• [Short task] Return each line containing "occupati".

═════ Extracted information

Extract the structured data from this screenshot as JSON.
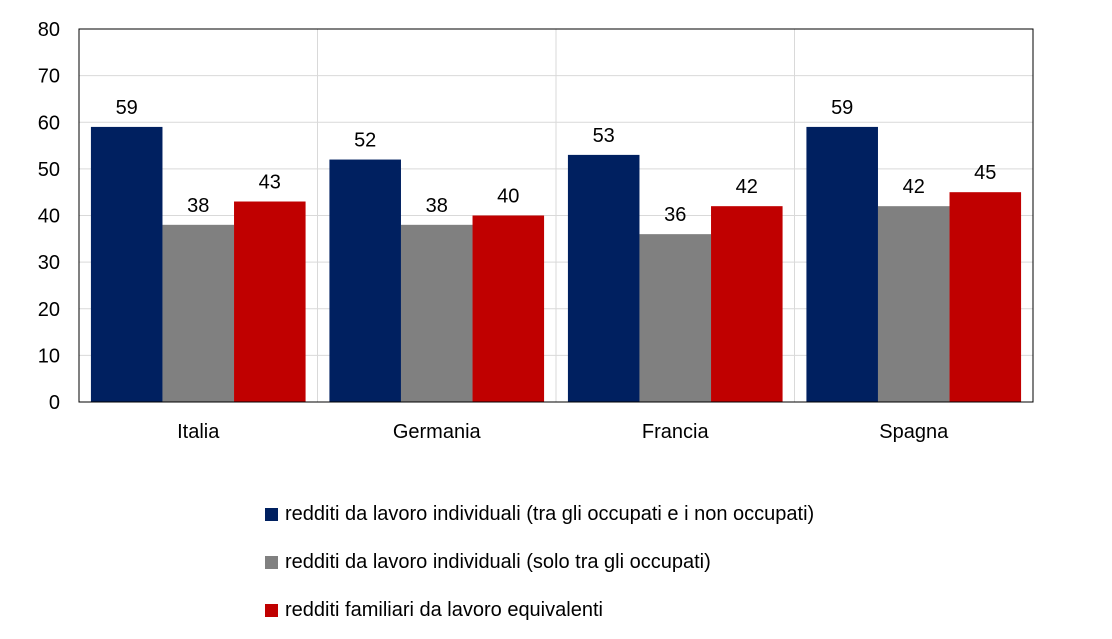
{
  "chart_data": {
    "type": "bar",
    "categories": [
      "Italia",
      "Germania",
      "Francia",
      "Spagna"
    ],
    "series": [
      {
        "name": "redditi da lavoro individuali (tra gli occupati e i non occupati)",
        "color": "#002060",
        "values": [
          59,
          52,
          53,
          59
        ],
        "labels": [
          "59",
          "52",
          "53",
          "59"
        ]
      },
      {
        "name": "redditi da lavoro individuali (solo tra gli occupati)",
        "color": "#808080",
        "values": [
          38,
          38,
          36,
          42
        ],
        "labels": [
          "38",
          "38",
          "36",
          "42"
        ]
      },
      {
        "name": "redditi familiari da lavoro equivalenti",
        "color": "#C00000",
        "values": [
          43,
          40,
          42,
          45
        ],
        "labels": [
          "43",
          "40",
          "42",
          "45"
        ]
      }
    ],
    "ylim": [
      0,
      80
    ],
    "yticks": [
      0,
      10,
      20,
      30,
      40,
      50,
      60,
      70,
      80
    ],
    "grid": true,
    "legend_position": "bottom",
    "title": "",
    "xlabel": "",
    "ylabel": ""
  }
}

══════════
═════ Extracted information

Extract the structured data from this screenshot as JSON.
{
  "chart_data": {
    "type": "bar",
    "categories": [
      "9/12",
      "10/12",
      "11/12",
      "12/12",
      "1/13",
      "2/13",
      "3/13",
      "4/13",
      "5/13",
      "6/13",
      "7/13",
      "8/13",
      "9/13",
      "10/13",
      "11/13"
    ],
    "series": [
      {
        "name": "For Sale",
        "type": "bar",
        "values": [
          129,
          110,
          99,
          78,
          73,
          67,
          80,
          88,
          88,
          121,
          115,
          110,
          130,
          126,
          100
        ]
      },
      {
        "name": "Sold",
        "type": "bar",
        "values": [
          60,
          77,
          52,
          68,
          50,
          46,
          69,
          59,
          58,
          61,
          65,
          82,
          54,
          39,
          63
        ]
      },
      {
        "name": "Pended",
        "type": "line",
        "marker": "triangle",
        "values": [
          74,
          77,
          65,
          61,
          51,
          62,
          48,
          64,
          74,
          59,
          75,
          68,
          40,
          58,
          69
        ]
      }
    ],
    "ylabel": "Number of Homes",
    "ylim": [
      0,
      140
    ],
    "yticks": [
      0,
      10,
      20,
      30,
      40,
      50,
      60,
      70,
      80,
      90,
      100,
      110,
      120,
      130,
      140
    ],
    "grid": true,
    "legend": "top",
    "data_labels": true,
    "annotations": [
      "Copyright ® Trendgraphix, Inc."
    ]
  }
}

══════════

• [Full answer]
        "name": "redditi da lavoro individuali (tra gli occupati e i non occupati)",
        "name": "redditi da lavoro individuali (solo tra gli occupati)",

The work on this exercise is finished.